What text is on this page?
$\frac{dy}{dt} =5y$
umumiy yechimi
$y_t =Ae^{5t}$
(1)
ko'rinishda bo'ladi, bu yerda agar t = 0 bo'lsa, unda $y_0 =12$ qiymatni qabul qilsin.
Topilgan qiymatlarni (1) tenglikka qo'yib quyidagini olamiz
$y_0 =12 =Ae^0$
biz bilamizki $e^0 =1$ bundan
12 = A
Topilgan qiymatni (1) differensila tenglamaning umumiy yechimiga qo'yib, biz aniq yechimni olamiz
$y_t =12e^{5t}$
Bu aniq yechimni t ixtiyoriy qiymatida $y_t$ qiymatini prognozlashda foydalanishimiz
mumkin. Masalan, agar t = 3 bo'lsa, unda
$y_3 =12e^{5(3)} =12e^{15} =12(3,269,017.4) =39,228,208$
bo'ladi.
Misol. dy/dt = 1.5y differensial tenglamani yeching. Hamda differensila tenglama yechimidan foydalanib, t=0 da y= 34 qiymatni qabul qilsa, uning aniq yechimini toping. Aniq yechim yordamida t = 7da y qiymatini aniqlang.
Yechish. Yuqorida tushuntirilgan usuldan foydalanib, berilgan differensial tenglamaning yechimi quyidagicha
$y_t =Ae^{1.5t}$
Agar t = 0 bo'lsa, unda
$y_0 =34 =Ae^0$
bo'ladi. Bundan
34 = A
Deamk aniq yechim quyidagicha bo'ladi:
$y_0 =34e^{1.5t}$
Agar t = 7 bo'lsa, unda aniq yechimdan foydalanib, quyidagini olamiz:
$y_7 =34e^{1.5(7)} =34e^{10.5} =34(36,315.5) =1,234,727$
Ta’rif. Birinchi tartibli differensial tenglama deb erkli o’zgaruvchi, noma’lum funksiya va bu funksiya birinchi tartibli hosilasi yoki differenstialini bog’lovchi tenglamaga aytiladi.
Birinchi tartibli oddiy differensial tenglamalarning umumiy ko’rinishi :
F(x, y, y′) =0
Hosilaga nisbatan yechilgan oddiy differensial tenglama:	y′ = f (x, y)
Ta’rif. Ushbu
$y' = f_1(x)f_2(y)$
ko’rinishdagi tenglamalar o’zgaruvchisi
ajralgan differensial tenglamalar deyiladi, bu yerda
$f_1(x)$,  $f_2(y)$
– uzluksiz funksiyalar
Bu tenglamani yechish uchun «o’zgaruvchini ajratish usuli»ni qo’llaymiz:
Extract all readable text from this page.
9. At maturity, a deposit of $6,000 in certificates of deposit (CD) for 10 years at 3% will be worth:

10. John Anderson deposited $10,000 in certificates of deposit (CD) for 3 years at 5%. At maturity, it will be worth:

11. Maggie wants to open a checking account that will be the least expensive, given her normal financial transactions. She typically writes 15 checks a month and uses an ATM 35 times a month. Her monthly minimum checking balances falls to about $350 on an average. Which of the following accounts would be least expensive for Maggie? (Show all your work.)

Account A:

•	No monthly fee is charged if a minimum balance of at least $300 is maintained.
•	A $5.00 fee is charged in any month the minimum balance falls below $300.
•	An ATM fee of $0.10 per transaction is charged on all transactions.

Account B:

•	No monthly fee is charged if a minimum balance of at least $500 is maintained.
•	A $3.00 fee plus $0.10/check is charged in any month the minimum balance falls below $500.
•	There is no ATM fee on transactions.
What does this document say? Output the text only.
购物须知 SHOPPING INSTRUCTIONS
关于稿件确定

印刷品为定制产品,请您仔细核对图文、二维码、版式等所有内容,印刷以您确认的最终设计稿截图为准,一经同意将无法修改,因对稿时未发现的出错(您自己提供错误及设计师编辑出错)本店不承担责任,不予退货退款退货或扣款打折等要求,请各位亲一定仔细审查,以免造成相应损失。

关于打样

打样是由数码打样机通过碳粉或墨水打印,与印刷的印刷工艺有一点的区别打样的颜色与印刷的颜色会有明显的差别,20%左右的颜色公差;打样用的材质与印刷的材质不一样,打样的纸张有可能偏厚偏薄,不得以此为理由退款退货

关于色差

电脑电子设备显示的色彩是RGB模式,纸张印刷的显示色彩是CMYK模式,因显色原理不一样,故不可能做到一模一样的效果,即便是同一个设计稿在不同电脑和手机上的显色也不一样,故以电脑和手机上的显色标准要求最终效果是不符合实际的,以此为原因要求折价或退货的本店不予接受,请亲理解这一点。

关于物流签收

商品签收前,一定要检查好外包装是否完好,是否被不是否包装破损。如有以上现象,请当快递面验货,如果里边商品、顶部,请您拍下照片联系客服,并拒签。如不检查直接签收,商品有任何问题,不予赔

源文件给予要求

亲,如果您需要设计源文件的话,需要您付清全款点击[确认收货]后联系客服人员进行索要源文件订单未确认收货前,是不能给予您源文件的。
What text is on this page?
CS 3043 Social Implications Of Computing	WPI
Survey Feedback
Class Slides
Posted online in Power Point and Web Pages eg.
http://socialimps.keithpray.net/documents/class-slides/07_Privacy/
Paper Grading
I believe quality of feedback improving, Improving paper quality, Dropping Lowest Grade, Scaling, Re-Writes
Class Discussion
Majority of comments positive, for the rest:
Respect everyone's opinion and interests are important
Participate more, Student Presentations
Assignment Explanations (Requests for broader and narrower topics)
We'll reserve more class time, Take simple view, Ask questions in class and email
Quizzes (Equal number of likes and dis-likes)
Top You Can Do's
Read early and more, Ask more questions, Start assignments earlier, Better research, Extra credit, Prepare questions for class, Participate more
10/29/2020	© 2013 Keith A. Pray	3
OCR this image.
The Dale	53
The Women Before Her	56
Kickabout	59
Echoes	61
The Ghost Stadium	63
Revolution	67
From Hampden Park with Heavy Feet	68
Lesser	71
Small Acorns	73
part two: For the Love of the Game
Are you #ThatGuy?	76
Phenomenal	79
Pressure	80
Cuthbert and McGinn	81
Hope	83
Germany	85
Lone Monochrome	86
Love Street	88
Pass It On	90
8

### Problem statement
Repeat only the stretch of lines that opens with the line containing "OCR this image." and closes with the final line of the entries, both included, exactly as written.

### Task response
OCR this image.
The Dale	53
The Women Before Her	56
Kickabout	59
Echoes	61
The Ghost Stadium	63
Revolution	67
From Hampden Park with Heavy Feet	68
Lesser	71
Small Acorns	73
part two: For the Love of the Game
Are you #ThatGuy?	76
Phenomenal	79
Pressure	80
Cuthbert and McGinn	81
Hope	83
Germany	85
Lone Monochrome	86
Love Street	88
Pass It On	90
8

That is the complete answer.